[EXERCISE PROMPT]:
Transcribe the material below exactly as it appears.

[MATERIAL SUPPLIED]:
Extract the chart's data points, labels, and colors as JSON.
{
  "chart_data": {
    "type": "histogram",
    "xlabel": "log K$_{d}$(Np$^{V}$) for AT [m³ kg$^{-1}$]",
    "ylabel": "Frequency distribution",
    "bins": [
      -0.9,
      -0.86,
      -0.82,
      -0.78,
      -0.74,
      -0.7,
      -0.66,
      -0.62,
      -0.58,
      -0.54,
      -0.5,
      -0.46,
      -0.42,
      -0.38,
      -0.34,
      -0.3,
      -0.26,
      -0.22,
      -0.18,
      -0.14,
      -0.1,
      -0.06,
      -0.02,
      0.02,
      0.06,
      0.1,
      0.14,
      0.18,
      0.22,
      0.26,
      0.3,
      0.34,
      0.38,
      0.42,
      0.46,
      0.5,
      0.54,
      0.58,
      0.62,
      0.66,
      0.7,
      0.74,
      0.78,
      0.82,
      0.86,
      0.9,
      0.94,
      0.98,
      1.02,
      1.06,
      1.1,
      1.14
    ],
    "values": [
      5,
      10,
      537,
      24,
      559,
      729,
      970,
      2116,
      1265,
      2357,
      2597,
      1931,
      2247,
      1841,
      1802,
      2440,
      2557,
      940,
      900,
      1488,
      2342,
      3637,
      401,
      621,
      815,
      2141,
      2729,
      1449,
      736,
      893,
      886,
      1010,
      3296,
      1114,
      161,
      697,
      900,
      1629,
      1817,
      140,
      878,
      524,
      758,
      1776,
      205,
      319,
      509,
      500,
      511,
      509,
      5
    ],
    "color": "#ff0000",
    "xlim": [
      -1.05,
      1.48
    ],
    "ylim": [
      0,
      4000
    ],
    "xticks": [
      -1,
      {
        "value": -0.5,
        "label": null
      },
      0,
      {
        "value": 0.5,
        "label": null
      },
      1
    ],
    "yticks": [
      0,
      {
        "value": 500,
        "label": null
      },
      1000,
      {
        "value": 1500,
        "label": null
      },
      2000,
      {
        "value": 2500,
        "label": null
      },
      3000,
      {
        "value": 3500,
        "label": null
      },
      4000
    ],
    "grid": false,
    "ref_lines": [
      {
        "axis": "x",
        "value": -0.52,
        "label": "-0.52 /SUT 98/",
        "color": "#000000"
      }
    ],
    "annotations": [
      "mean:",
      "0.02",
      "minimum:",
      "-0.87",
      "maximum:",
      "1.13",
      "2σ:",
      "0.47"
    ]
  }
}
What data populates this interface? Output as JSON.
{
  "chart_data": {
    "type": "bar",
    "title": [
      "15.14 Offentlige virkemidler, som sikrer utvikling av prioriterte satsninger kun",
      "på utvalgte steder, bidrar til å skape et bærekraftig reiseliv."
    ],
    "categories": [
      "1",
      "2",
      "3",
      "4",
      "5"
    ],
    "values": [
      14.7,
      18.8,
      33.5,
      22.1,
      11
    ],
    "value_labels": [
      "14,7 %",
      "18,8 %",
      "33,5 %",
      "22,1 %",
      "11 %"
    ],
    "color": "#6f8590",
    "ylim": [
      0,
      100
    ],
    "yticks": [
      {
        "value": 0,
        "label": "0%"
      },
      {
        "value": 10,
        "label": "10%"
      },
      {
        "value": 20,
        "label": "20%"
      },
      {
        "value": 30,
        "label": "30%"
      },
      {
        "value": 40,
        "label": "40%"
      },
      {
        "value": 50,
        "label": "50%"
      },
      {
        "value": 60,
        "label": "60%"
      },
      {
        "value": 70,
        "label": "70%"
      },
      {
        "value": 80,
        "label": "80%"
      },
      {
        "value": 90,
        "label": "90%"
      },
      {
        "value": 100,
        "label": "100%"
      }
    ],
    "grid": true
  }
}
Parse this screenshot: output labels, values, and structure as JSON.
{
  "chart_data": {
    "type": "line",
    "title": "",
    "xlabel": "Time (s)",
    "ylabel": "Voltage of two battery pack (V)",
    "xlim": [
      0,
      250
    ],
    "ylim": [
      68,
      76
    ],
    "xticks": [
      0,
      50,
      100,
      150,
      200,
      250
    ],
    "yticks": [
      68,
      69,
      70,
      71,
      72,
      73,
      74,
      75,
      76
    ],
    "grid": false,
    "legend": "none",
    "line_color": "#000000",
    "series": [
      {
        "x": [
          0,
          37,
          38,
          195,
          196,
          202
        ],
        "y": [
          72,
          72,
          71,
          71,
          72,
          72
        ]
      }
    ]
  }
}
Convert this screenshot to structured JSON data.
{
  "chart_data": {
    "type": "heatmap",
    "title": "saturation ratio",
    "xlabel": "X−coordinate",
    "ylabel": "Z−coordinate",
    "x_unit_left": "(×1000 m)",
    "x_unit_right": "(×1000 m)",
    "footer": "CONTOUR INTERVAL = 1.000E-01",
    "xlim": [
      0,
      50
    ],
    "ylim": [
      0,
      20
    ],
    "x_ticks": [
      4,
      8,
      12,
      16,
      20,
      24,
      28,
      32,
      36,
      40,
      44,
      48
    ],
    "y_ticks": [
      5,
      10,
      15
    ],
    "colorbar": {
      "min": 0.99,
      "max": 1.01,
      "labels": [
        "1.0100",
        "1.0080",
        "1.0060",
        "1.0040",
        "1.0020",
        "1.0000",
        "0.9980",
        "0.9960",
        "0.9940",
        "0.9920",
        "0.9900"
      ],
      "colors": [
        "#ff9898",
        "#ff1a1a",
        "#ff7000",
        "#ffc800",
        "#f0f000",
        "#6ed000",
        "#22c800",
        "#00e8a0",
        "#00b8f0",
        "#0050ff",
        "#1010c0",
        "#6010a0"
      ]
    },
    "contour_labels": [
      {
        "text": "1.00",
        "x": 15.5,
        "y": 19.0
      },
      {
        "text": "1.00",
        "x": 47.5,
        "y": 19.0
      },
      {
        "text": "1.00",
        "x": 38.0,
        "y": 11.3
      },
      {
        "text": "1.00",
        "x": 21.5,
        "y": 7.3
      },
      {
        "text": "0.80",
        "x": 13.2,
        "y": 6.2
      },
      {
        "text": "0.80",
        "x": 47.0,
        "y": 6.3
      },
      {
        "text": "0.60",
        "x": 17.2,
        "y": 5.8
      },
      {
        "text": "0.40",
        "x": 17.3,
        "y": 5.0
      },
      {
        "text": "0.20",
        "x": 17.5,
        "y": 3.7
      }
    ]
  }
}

[RIGHT ANSWER]:
Extract the chart's data points, labels, and colors as JSON.
{
  "chart_data": {
    "type": "histogram",
    "xlabel": "log K$_{d}$(Np$^{V}$) for AT [m³ kg$^{-1}$]",
    "ylabel": "Frequency distribution",
    "bins": [
      -0.9,
      -0.86,
      -0.82,
      -0.78,
      -0.74,
      -0.7,
      -0.66,
      -0.62,
      -0.58,
      -0.54,
      -0.5,
      -0.46,
      -0.42,
      -0.38,
      -0.34,
      -0.3,
      -0.26,
      -0.22,
      -0.18,
      -0.14,
      -0.1,
      -0.06,
      -0.02,
      0.02,
      0.06,
      0.1,
      0.14,
      0.18,
      0.22,
      0.26,
      0.3,
      0.34,
      0.38,
      0.42,
      0.46,
      0.5,
      0.54,
      0.58,
      0.62,
      0.66,
      0.7,
      0.74,
      0.78,
      0.82,
      0.86,
      0.9,
      0.94,
      0.98,
      1.02,
      1.06,
      1.1,
      1.14
    ],
    "values": [
      5,
      10,
      537,
      24,
      559,
      729,
      970,
      2116,
      1265,
      2357,
      2597,
      1931,
      2247,
      1841,
      1802,
      2440,
      2557,
      940,
      900,
      1488,
      2342,
      3637,
      401,
      621,
      815,
      2141,
      2729,
      1449,
      736,
      893,
      886,
      1010,
      3296,
      1114,
      161,
      697,
      900,
      1629,
      1817,
      140,
      878,
      524,
      758,
      1776,
      205,
      319,
      509,
      500,
      511,
      509,
      5
    ],
    "color": "#ff0000",
    "xlim": [
      -1.05,
      1.48
    ],
    "ylim": [
      0,
      4000
    ],
    "xticks": [
      -1,
      {
        "value": -0.5,
        "label": null
      },
      0,
      {
        "value": 0.5,
        "label": null
      },
      1
    ],
    "yticks": [
      0,
      {
        "value": 500,
        "label": null
      },
      1000,
      {
        "value": 1500,
        "label": null
      },
      2000,
      {
        "value": 2500,
        "label": null
      },
      3000,
      {
        "value": 3500,
        "label": null
      },
      4000
    ],
    "grid": false,
    "ref_lines": [
      {
        "axis": "x",
        "value": -0.52,
        "label": "-0.52 /SUT 98/",
        "color": "#000000"
      }
    ],
    "annotations": [
      "mean:",
      "0.02",
      "minimum:",
      "-0.87",
      "maximum:",
      "1.13",
      "2σ:",
      "0.47"
    ]
  }
}
What data populates this interface? Output as JSON.
{
  "chart_data": {
    "type": "bar",
    "title": [
      "15.14 Offentlige virkemidler, som sikrer utvikling av prioriterte satsninger kun",
      "på utvalgte steder, bidrar til å skape et bærekraftig reiseliv."
    ],
    "categories": [
      "1",
      "2",
      "3",
      "4",
      "5"
    ],
    "values": [
      14.7,
      18.8,
      33.5,
      22.1,
      11
    ],
    "value_labels": [
      "14,7 %",
      "18,8 %",
      "33,5 %",
      "22,1 %",
      "11 %"
    ],
    "color": "#6f8590",
    "ylim": [
      0,
      100
    ],
    "yticks": [
      {
        "value": 0,
        "label": "0%"
      },
      {
        "value": 10,
        "label": "10%"
      },
      {
        "value": 20,
        "label": "20%"
      },
      {
        "value": 30,
        "label": "30%"
      },
      {
        "value": 40,
        "label": "40%"
      },
      {
        "value": 50,
        "label": "50%"
      },
      {
        "value": 60,
        "label": "60%"
      },
      {
        "value": 70,
        "label": "70%"
      },
      {
        "value": 80,
        "label": "80%"
      },
      {
        "value": 90,
        "label": "90%"
      },
      {
        "value": 100,
        "label": "100%"
      }
    ],
    "grid": true
  }
}
Parse this screenshot: output labels, values, and structure as JSON.
{
  "chart_data": {
    "type": "line",
    "title": "",
    "xlabel": "Time (s)",
    "ylabel": "Voltage of two battery pack (V)",
    "xlim": [
      0,
      250
    ],
    "ylim": [
      68,
      76
    ],
    "xticks": [
      0,
      50,
      100,
      150,
      200,
      250
    ],
    "yticks": [
      68,
      69,
      70,
      71,
      72,
      73,
      74,
      75,
      76
    ],
    "grid": false,
    "legend": "none",
    "line_color": "#000000",
    "series": [
      {
        "x": [
          0,
          37,
          38,
          195,
          196,
          202
        ],
        "y": [
          72,
          72,
          71,
          71,
          72,
          72
        ]
      }
    ]
  }
}
Convert this screenshot to structured JSON data.
{
  "chart_data": {
    "type": "heatmap",
    "title": "saturation ratio",
    "xlabel": "X−coordinate",
    "ylabel": "Z−coordinate",
    "x_unit_left": "(×1000 m)",
    "x_unit_right": "(×1000 m)",
    "footer": "CONTOUR INTERVAL = 1.000E-01",
    "xlim": [
      0,
      50
    ],
    "ylim": [
      0,
      20
    ],
    "x_ticks": [
      4,
      8,
      12,
      16,
      20,
      24,
      28,
      32,
      36,
      40,
      44,
      48
    ],
    "y_ticks": [
      5,
      10,
      15
    ],
    "colorbar": {
      "min": 0.99,
      "max": 1.01,
      "labels": [
        "1.0100",
        "1.0080",
        "1.0060",
        "1.0040",
        "1.0020",
        "1.0000",
        "0.9980",
        "0.9960",
        "0.9940",
        "0.9920",
        "0.9900"
      ],
      "colors": [
        "#ff9898",
        "#ff1a1a",
        "#ff7000",
        "#ffc800",
        "#f0f000",
        "#6ed000",
        "#22c800",
        "#00e8a0",
        "#00b8f0",
        "#0050ff",
        "#1010c0",
        "#6010a0"
      ]
    },
    "contour_labels": [
      {
        "text": "1.00",
        "x": 15.5,
        "y": 19.0
      },
      {
        "text": "1.00",
        "x": 47.5,
        "y": 19.0
      },
      {
        "text": "1.00",
        "x": 38.0,
        "y": 11.3
      },
      {
        "text": "1.00",
        "x": 21.5,
        "y": 7.3
      },
      {
        "text": "0.80",
        "x": 13.2,
        "y": 6.2
      },
      {
        "text": "0.80",
        "x": 47.0,
        "y": 6.3
      },
      {
        "text": "0.60",
        "x": 17.2,
        "y": 5.8
      },
      {
        "text": "0.40",
        "x": 17.3,
        "y": 5.0
      },
      {
        "text": "0.20",
        "x": 17.5,
        "y": 3.7
      }
    ]
  }
}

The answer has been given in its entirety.